(Source records)
——————
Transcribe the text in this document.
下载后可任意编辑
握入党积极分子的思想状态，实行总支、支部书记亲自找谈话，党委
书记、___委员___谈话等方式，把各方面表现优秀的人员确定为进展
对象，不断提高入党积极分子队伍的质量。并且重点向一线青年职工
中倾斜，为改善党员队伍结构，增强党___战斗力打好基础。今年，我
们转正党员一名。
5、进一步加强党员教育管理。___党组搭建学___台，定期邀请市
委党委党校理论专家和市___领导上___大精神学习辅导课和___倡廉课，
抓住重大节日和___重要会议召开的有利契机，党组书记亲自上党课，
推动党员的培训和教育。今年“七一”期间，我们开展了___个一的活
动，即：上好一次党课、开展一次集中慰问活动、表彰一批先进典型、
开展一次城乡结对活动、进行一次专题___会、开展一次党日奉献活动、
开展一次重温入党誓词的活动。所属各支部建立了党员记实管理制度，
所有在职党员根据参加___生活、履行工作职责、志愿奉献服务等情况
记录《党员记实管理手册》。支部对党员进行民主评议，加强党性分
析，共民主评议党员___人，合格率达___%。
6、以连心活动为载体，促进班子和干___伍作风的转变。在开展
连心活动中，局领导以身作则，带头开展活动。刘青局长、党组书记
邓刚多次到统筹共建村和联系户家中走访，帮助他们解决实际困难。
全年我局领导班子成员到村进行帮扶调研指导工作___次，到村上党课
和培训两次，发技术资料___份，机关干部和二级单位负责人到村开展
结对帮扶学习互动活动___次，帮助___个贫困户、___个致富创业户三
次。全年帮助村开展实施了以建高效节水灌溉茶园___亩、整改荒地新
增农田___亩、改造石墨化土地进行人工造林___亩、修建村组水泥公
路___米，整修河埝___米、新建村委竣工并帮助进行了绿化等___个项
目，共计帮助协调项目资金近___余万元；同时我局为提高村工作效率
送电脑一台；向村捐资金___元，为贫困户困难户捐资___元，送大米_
——————
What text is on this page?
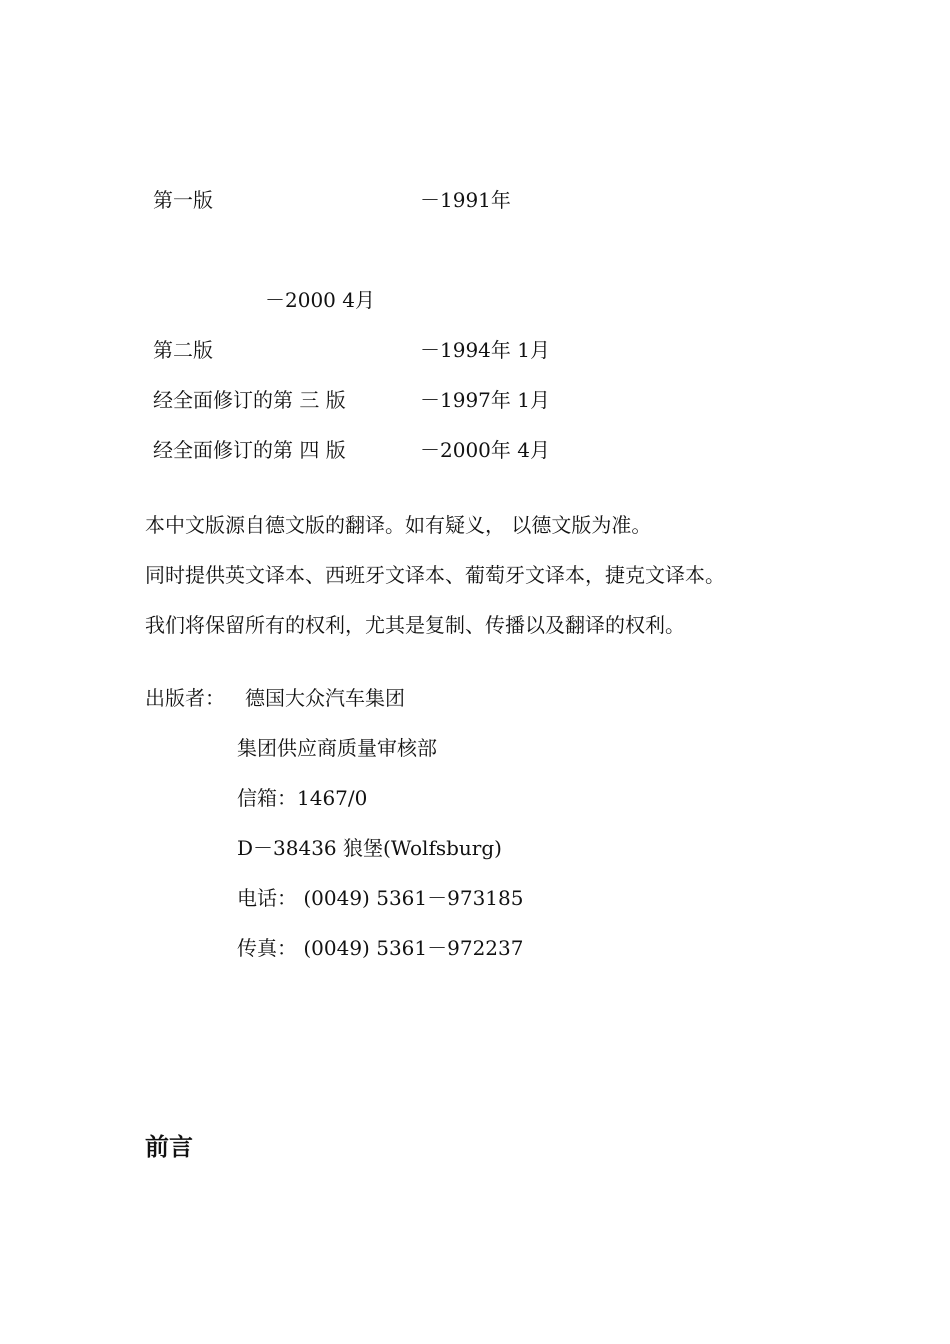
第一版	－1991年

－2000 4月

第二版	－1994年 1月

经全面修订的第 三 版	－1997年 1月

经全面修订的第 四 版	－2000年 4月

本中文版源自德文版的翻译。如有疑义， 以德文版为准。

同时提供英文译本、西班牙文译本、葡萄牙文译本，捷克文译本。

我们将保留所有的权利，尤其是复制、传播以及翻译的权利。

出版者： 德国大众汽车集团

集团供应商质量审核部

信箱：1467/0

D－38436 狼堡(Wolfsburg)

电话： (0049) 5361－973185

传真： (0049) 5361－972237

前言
——————
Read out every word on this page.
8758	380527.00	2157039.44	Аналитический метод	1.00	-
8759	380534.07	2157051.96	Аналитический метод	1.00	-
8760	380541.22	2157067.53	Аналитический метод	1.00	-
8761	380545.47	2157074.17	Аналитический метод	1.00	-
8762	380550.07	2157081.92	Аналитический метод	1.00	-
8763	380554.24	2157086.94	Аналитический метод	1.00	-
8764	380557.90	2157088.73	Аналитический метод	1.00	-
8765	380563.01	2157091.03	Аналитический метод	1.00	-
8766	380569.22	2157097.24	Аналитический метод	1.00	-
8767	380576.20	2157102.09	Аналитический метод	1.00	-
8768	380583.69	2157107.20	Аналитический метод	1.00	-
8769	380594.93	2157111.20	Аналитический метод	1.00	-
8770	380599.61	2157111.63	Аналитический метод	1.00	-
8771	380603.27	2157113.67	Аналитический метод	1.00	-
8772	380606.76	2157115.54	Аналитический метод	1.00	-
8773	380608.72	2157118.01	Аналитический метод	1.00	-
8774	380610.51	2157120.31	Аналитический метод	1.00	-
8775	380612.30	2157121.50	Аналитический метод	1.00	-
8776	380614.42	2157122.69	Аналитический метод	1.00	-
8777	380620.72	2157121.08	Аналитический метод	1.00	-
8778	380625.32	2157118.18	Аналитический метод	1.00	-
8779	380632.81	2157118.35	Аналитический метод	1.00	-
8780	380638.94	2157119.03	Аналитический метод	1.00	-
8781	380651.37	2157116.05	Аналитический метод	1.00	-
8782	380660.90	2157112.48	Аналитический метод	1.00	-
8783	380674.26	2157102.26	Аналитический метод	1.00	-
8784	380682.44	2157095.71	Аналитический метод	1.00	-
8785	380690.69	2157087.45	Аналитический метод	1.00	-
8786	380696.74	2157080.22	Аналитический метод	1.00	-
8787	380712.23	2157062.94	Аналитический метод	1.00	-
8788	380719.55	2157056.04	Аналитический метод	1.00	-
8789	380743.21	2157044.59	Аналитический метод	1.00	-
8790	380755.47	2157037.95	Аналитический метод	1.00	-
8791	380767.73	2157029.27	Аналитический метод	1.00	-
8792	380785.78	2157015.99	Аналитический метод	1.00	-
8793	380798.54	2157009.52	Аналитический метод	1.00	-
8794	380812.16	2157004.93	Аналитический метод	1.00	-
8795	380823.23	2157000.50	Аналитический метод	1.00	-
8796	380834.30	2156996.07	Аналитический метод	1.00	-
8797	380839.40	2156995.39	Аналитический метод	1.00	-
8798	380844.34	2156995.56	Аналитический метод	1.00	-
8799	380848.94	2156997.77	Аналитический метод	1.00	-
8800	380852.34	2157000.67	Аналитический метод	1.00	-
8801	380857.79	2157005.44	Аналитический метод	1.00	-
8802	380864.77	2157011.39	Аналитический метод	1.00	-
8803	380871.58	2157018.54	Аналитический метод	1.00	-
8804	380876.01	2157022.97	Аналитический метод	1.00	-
——————
*The task:* Report the number of lines containing the string "page" and add nothing to it.

*Result for this task:* 2